WHAT TO DO: Note each line where "estaba" appears, and copy it.

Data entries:
****************

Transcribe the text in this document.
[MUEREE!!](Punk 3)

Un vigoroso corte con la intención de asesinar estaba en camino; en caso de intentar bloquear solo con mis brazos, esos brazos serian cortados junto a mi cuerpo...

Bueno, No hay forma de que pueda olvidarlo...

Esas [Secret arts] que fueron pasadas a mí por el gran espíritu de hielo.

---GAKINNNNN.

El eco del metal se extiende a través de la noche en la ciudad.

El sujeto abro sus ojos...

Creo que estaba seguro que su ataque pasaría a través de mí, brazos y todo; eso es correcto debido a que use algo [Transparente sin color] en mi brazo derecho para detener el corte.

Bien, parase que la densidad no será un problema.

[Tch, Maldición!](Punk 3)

****************

EXERCISE OUTPUT:
Un vigoroso corte con la intención de asesinar estaba en camino; en caso de intentar bloquear solo con mis brazos, esos brazos serian cortados junto a mi cuerpo...
Creo que estaba seguro que su ataque pasaría a través de mí, brazos y todo; eso es correcto debido a que use algo [Transparente sin color] en mi brazo derecho para detener el corte.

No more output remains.